◆ Directions for this task: In the entries below, find every line with "včetně" and copy it.

** START OF Data for this task **

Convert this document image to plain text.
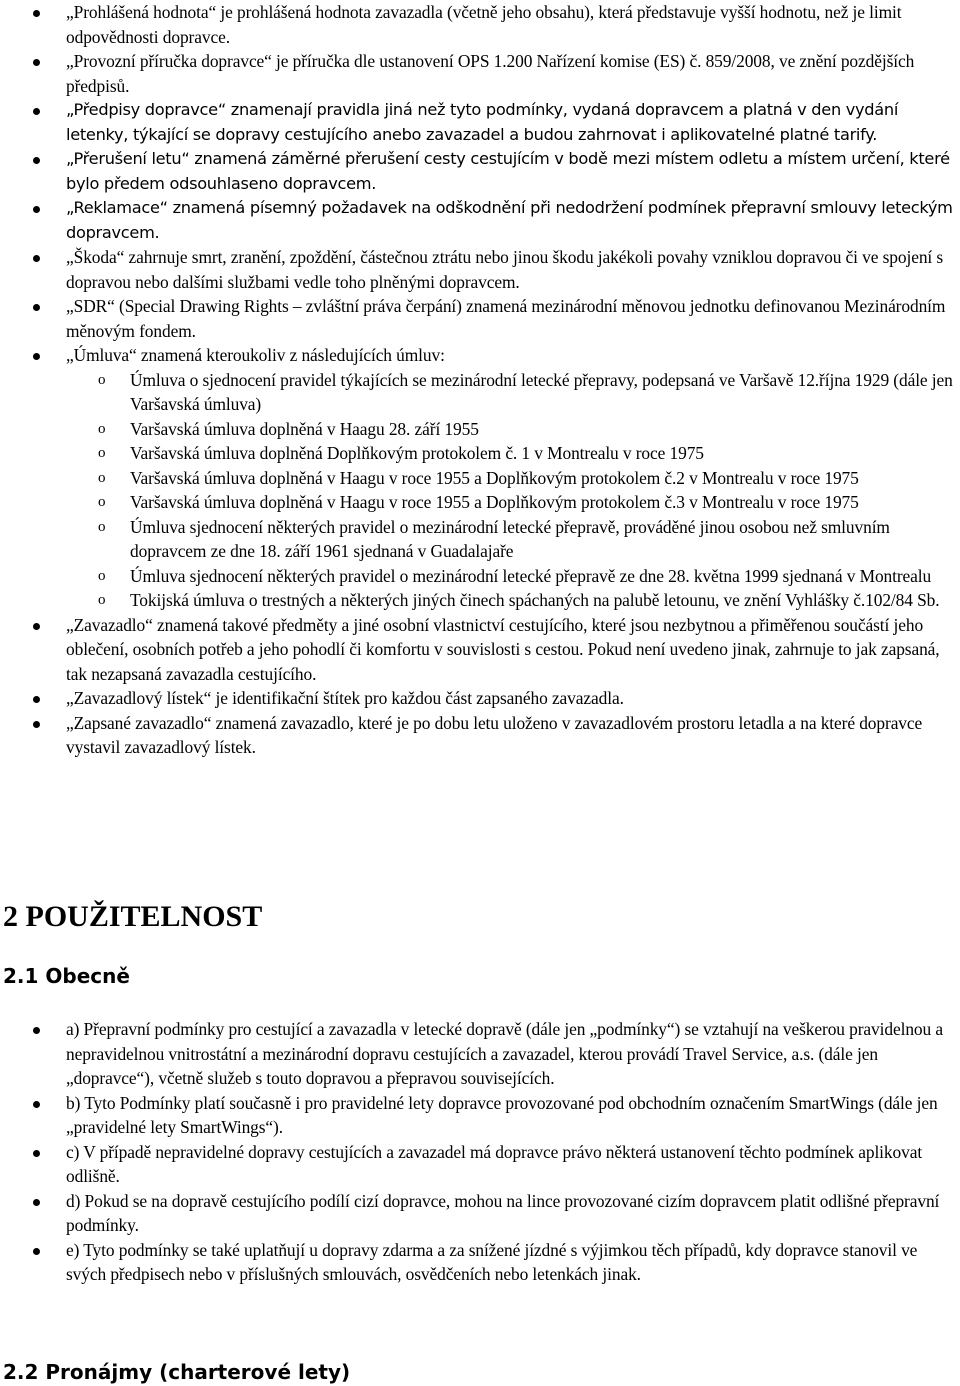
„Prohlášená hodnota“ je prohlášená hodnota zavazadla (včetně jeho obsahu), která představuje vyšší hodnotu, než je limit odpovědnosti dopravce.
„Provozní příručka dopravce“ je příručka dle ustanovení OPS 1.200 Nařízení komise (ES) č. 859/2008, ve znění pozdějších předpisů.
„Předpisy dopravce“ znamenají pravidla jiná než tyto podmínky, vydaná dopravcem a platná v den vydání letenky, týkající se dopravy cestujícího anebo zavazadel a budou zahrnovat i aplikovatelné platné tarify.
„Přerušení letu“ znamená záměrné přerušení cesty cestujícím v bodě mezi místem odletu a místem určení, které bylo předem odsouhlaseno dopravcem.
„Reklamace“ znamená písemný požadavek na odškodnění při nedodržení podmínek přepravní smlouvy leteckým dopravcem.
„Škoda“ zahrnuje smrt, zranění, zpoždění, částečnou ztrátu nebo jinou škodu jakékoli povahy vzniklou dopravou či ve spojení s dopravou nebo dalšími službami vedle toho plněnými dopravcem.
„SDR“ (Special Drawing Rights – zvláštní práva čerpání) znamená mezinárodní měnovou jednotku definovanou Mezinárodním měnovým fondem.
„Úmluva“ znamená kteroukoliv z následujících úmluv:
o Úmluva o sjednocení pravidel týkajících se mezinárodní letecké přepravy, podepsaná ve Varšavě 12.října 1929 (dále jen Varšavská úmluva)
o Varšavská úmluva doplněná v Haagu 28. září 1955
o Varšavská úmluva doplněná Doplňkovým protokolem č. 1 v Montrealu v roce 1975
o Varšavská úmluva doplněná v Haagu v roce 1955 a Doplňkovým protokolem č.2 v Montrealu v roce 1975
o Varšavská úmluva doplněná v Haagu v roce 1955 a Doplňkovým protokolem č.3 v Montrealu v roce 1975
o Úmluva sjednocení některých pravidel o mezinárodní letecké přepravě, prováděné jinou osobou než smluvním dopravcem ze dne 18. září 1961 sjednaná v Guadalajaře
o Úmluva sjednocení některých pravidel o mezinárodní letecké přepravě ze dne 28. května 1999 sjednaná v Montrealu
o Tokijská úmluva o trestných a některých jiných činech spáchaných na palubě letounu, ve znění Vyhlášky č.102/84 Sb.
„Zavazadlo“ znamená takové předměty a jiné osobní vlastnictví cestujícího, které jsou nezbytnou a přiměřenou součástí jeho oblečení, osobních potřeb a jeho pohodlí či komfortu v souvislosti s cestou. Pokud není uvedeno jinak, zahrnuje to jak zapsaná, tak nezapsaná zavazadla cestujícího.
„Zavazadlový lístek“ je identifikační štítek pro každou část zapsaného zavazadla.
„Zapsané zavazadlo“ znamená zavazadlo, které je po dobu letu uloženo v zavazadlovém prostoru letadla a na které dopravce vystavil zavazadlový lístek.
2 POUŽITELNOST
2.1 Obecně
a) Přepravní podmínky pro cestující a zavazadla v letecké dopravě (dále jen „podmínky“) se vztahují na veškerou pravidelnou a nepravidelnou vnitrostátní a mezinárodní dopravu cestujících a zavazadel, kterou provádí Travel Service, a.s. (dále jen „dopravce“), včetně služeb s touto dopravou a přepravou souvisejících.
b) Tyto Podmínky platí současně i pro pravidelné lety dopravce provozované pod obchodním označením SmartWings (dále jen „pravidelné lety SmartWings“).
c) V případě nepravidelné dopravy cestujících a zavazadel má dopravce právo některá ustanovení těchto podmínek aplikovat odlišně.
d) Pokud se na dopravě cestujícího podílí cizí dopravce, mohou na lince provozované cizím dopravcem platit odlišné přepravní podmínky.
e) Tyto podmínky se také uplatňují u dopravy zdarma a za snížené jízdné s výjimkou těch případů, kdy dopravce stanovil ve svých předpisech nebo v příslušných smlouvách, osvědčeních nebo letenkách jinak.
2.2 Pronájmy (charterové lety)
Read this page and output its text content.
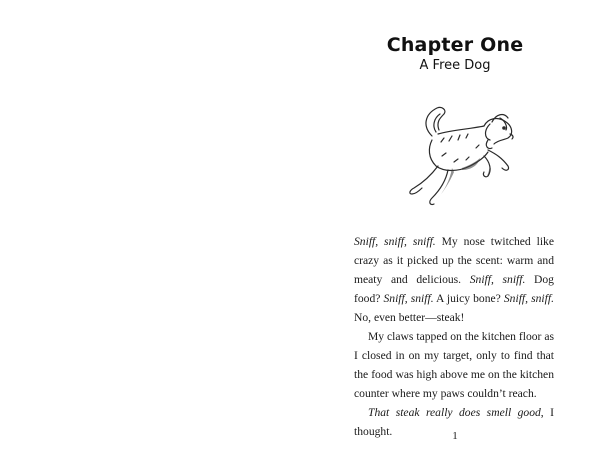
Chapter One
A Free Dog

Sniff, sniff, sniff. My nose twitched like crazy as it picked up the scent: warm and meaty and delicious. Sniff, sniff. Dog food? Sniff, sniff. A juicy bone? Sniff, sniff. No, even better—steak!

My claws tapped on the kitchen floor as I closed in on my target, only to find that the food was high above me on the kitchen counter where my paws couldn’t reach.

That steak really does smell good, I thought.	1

** END OF Data for this task **
** START OF Data for this task **

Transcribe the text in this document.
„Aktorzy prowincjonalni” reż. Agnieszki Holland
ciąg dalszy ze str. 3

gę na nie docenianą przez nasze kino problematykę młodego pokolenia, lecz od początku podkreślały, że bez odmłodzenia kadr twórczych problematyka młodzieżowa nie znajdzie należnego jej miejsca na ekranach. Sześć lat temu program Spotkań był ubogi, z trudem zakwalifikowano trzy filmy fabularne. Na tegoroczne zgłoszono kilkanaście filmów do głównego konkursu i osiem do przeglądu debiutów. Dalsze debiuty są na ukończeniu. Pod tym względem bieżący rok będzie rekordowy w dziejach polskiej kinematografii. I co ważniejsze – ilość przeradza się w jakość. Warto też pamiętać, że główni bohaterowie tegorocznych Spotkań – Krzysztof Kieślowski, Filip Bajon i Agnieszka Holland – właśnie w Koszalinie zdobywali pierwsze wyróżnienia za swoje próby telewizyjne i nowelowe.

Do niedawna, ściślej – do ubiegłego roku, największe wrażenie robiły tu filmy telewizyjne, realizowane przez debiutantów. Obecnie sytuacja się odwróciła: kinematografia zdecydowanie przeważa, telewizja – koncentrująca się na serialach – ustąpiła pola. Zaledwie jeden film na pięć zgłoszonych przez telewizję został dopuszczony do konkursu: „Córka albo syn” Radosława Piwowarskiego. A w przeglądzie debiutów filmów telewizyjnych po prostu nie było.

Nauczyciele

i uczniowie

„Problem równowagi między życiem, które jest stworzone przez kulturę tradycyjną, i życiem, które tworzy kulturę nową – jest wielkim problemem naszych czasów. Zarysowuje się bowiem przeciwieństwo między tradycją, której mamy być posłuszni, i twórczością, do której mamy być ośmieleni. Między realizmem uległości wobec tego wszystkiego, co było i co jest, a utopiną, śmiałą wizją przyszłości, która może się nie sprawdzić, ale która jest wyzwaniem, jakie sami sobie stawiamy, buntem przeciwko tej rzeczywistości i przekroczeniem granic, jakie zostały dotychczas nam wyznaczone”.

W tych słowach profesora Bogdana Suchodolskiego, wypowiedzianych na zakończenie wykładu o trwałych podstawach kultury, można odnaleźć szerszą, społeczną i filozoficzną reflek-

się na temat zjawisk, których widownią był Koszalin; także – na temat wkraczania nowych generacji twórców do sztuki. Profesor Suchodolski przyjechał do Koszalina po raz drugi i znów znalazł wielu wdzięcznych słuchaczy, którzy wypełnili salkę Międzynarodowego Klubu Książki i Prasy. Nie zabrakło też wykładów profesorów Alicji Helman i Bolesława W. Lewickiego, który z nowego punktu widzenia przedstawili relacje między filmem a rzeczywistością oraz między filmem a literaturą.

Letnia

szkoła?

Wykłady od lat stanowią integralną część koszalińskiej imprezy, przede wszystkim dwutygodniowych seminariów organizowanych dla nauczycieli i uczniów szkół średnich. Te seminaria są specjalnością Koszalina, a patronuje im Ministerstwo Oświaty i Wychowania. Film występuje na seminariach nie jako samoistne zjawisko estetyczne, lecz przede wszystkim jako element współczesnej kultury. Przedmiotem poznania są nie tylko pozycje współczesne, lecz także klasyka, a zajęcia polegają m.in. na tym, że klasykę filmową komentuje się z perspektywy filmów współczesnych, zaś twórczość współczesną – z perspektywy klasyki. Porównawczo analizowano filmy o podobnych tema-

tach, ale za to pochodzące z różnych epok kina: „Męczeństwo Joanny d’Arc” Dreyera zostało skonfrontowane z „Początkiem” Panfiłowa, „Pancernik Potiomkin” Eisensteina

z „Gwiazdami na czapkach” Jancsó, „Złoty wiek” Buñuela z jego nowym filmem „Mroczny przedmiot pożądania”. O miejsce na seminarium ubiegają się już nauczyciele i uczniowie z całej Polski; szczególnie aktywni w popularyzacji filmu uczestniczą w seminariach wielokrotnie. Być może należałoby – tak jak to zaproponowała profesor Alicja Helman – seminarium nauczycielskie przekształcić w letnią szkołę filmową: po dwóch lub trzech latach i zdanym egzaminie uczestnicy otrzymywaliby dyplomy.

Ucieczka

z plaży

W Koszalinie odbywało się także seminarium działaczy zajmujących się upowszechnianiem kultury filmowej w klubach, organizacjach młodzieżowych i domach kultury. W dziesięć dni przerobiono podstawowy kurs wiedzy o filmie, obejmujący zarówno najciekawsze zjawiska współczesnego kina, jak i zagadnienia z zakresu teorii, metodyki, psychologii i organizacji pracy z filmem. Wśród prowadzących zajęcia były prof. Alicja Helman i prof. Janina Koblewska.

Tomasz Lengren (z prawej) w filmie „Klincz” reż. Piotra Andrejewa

** END OF Data for this task **
** START OF Data for this task **

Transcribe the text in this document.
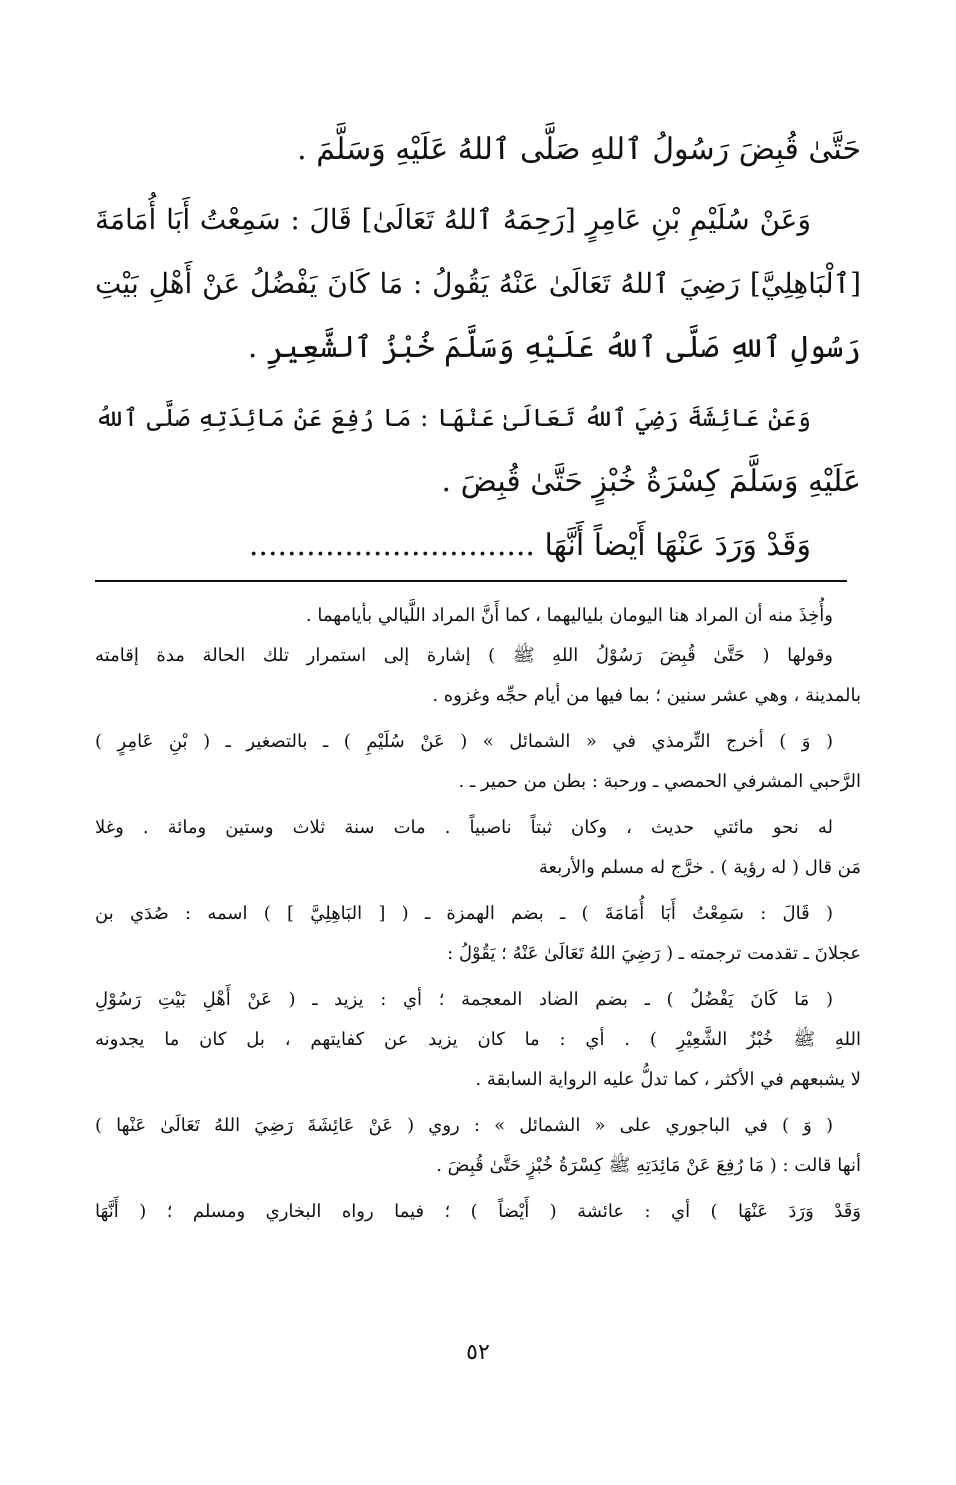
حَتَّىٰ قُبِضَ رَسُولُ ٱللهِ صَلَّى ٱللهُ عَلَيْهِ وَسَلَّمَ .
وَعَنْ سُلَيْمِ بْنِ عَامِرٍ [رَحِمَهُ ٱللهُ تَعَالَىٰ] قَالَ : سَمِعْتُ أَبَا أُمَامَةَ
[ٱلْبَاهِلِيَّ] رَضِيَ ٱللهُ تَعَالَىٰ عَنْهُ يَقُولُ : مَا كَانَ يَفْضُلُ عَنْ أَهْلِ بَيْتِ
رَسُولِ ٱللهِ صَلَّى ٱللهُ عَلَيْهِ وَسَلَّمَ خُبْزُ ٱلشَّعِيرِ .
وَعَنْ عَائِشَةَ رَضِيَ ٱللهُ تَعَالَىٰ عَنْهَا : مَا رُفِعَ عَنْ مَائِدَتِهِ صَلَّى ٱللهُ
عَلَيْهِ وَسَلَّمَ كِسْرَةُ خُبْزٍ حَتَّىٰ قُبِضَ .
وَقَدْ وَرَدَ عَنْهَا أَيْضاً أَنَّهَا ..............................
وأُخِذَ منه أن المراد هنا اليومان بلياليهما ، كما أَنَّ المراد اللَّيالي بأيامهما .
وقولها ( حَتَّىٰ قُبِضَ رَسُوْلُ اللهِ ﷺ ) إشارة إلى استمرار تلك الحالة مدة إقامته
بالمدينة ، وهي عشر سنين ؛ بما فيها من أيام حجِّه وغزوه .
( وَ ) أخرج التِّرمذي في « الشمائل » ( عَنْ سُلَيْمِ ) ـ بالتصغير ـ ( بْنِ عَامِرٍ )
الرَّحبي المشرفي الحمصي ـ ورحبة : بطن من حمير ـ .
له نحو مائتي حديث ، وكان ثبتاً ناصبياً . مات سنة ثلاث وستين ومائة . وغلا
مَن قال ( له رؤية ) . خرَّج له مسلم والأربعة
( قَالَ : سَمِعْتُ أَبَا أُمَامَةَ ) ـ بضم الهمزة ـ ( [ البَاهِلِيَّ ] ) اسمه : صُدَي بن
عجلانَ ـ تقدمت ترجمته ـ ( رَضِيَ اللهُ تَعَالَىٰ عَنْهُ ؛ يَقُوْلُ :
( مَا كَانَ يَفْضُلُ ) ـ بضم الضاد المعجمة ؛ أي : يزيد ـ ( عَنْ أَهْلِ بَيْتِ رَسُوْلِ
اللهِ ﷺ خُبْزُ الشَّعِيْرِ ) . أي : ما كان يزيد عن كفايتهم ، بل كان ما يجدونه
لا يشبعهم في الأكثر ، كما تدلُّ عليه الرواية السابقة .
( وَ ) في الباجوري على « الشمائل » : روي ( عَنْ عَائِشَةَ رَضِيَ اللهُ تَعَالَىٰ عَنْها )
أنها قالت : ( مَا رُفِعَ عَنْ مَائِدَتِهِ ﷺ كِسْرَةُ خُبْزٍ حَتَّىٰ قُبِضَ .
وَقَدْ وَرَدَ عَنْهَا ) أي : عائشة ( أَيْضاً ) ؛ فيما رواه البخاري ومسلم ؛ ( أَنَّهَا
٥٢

** END OF Data for this task **

◆ Output of the task:
„Prohlášená hodnota“ je prohlášená hodnota zavazadla (včetně jeho obsahu), která představuje vyšší hodnotu, než je limit odpovědnosti dopravce.
a) Přepravní podmínky pro cestující a zavazadla v letecké dopravě (dále jen „podmínky“) se vztahují na veškerou pravidelnou a nepravidelnou vnitrostátní a mezinárodní dopravu cestujících a zavazadel, kterou provádí Travel Service, a.s. (dále jen „dopravce“), včetně služeb s touto dopravou a přepravou souvisejících.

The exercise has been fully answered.